# Work to be completed
Quote the whole listing exactly. Leave the pictures out of your copy.

-------- Records supplied --------

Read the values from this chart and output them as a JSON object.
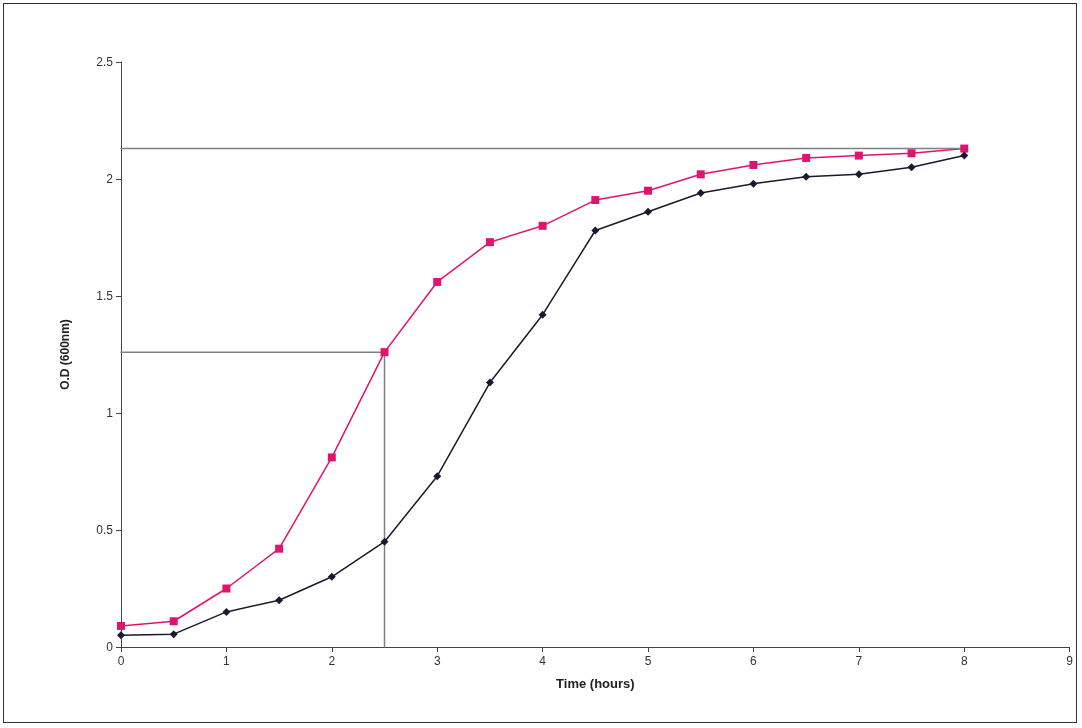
{
  "chart_data": {
    "type": "line",
    "xlabel": "Time (hours)",
    "ylabel": "O.D (600nm)",
    "x": [
      0,
      0.5,
      1,
      1.5,
      2,
      2.5,
      3,
      3.5,
      4,
      4.5,
      5,
      5.5,
      6,
      6.5,
      7,
      7.5,
      8
    ],
    "xlim": [
      0,
      9
    ],
    "xticks": [
      0,
      1,
      2,
      3,
      4,
      5,
      6,
      7,
      8,
      9
    ],
    "ylim": [
      0,
      2.5
    ],
    "yticks": [
      0,
      0.5,
      1,
      1.5,
      2,
      2.5
    ],
    "grid": false,
    "line_style": "solid",
    "series": [
      {
        "color": "#e0146e",
        "marker": "square",
        "values": [
          0.09,
          0.11,
          0.25,
          0.42,
          0.81,
          1.26,
          1.56,
          1.73,
          1.8,
          1.91,
          1.95,
          2.02,
          2.06,
          2.09,
          2.1,
          2.11,
          2.13
        ]
      },
      {
        "color": "#1a1a2e",
        "marker": "diamond",
        "values": [
          0.05,
          0.055,
          0.15,
          0.2,
          0.3,
          0.45,
          0.73,
          1.13,
          1.42,
          1.78,
          1.86,
          1.94,
          1.98,
          2.01,
          2.02,
          2.05,
          2.1
        ]
      },
      {
        "color": "#808080",
        "marker": "none",
        "x": [
          0,
          2.5,
          2.5
        ],
        "values": [
          1.26,
          1.26,
          0
        ]
      },
      {
        "color": "#808080",
        "marker": "none",
        "x": [
          0,
          8
        ],
        "values": [
          2.13,
          2.13
        ]
      }
    ]
  }
}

--------

# Answer to this task
Read the values from this chart and output them as a JSON object.
{
  "chart_data": {
    "type": "line",
    "xlabel": "Time (hours)",
    "ylabel": "O.D (600nm)",
    "x": [
      0,
      0.5,
      1,
      1.5,
      2,
      2.5,
      3,
      3.5,
      4,
      4.5,
      5,
      5.5,
      6,
      6.5,
      7,
      7.5,
      8
    ],
    "xlim": [
      0,
      9
    ],
    "xticks": [
      0,
      1,
      2,
      3,
      4,
      5,
      6,
      7,
      8,
      9
    ],
    "ylim": [
      0,
      2.5
    ],
    "yticks": [
      0,
      0.5,
      1,
      1.5,
      2,
      2.5
    ],
    "grid": false,
    "line_style": "solid",
    "series": [
      {
        "color": "#e0146e",
        "marker": "square",
        "values": [
          0.09,
          0.11,
          0.25,
          0.42,
          0.81,
          1.26,
          1.56,
          1.73,
          1.8,
          1.91,
          1.95,
          2.02,
          2.06,
          2.09,
          2.1,
          2.11,
          2.13
        ]
      },
      {
        "color": "#1a1a2e",
        "marker": "diamond",
        "values": [
          0.05,
          0.055,
          0.15,
          0.2,
          0.3,
          0.45,
          0.73,
          1.13,
          1.42,
          1.78,
          1.86,
          1.94,
          1.98,
          2.01,
          2.02,
          2.05,
          2.1
        ]
      },
      {
        "color": "#808080",
        "marker": "none",
        "x": [
          0,
          2.5,
          2.5
        ],
        "values": [
          1.26,
          1.26,
          0
        ]
      },
      {
        "color": "#808080",
        "marker": "none",
        "x": [
          0,
          8
        ],
        "values": [
          2.13,
          2.13
        ]
      }
    ]
  }
}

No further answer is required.